→ Aim of the exercise
The lines to be set down run from the line containing "Serialize everything readable" through the final line of the data below; print them exactly and print nothing else.

##### The records

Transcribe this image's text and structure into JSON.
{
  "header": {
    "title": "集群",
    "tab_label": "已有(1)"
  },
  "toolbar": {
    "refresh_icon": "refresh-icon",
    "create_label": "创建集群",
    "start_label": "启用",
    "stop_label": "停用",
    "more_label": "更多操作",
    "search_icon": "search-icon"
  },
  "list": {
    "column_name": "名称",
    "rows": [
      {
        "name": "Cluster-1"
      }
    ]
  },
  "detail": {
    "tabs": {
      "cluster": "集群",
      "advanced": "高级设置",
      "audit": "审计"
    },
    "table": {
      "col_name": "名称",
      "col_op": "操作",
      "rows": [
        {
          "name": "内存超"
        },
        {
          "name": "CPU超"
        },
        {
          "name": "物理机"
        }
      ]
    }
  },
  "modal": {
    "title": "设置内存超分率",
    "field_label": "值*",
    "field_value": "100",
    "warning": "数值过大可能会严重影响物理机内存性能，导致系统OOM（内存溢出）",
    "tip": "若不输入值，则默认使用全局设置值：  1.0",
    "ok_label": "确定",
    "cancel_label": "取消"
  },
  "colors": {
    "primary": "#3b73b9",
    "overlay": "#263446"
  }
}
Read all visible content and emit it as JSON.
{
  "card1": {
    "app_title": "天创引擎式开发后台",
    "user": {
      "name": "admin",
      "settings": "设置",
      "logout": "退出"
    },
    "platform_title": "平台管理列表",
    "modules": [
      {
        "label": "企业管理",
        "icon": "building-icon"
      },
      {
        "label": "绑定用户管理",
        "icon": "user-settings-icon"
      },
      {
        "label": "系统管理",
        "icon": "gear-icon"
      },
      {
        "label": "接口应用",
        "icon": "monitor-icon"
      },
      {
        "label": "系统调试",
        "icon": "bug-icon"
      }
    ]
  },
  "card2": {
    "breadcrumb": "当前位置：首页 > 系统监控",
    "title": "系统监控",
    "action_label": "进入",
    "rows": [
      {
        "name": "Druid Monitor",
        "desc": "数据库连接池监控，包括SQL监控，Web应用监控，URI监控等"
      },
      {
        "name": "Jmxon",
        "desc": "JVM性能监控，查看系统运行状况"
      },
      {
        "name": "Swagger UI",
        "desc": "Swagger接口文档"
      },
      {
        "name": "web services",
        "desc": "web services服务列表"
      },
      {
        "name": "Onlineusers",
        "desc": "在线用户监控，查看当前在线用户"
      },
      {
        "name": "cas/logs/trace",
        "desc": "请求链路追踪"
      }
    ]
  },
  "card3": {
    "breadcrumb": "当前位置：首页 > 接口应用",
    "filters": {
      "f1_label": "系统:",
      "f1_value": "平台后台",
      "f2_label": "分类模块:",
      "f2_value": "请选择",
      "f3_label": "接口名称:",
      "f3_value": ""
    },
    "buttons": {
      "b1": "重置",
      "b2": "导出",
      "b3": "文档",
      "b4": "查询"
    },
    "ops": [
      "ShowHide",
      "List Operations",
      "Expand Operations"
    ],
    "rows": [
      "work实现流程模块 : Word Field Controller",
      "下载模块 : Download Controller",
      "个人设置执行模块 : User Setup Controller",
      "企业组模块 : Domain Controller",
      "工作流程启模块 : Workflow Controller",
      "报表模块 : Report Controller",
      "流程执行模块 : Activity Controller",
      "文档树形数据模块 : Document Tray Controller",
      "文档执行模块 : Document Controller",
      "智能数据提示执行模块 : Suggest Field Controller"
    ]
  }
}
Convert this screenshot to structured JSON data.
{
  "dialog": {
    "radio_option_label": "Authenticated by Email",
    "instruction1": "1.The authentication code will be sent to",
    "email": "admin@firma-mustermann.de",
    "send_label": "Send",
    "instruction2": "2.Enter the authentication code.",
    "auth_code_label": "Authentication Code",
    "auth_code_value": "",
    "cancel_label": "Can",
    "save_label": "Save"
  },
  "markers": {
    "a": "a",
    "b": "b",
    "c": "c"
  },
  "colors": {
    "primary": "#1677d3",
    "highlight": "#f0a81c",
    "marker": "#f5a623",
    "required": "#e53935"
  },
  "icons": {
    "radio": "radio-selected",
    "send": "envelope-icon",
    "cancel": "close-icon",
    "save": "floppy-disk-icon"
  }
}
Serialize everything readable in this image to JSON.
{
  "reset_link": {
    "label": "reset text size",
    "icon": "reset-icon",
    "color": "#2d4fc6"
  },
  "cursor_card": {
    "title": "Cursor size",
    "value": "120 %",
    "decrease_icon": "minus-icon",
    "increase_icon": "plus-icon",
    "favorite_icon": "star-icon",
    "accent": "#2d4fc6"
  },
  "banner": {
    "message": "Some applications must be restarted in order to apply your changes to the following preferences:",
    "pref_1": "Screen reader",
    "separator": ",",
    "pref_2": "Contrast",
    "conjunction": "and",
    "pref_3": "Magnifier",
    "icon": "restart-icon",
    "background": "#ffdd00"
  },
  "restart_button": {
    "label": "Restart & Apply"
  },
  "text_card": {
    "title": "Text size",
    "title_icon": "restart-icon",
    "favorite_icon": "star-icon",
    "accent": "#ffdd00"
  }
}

##########

→ Answer below
Serialize everything readable in this image to JSON.
{
  "reset_link": {
    "label": "reset text size",
    "icon": "reset-icon",
    "color": "#2d4fc6"
  },
  "cursor_card": {
    "title": "Cursor size",
    "value": "120 %",
    "decrease_icon": "minus-icon",
    "increase_icon": "plus-icon",
    "favorite_icon": "star-icon",
    "accent": "#2d4fc6"
  },
  "banner": {
    "message": "Some applications must be restarted in order to apply your changes to the following preferences:",
    "pref_1": "Screen reader",
    "separator": ",",
    "pref_2": "Contrast",
    "conjunction": "and",
    "pref_3": "Magnifier",
    "icon": "restart-icon",
    "background": "#ffdd00"
  },
  "restart_button": {
    "label": "Restart & Apply"
  },
  "text_card": {
    "title": "Text size",
    "title_icon": "restart-icon",
    "favorite_icon": "star-icon",
    "accent": "#ffdd00"
  }
}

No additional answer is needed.